(THE EXERCISE)
Copy, from the entries below, each line in which the string "value" appears.

(DATA ENTRIES)
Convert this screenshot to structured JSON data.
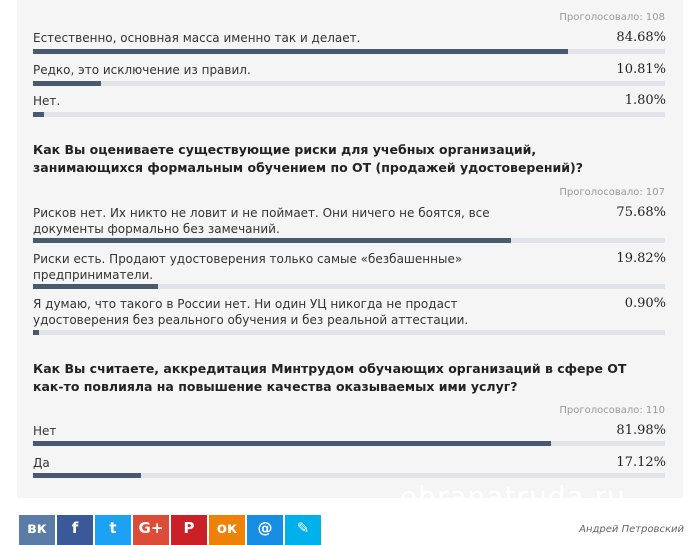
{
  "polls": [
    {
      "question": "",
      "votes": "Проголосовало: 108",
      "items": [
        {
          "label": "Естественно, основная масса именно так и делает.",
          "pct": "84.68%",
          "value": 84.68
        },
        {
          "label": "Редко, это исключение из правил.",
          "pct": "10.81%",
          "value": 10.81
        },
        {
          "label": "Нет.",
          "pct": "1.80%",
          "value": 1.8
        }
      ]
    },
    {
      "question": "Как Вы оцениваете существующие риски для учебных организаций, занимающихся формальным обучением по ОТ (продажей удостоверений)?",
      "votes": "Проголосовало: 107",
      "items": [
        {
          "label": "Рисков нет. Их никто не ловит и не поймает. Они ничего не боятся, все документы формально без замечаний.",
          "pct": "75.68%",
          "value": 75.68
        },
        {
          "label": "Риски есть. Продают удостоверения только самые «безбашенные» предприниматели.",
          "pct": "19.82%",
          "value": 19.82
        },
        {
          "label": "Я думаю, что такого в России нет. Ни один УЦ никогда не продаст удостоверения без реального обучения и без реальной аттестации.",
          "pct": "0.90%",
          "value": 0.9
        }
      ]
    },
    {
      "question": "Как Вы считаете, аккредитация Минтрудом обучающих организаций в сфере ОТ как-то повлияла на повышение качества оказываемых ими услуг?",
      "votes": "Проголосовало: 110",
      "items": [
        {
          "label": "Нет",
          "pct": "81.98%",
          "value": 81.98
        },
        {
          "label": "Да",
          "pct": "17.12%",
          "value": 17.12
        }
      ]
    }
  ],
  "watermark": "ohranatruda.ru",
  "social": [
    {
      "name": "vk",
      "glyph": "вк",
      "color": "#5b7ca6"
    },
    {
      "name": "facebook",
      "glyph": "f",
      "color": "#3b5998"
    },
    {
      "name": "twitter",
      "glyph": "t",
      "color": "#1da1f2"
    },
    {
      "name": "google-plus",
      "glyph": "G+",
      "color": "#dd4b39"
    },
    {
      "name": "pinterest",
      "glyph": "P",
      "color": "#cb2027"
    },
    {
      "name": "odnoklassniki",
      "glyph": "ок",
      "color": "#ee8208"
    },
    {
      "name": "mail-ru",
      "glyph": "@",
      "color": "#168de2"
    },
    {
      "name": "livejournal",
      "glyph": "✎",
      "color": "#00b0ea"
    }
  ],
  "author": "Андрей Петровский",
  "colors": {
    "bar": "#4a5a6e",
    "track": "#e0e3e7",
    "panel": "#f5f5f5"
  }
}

(FULL ANSWER)
          "value": 84.68
          "value": 10.81
          "value": 1.8
          "value": 75.68
          "value": 19.82
          "value": 0.9
          "value": 81.98
          "value": 17.12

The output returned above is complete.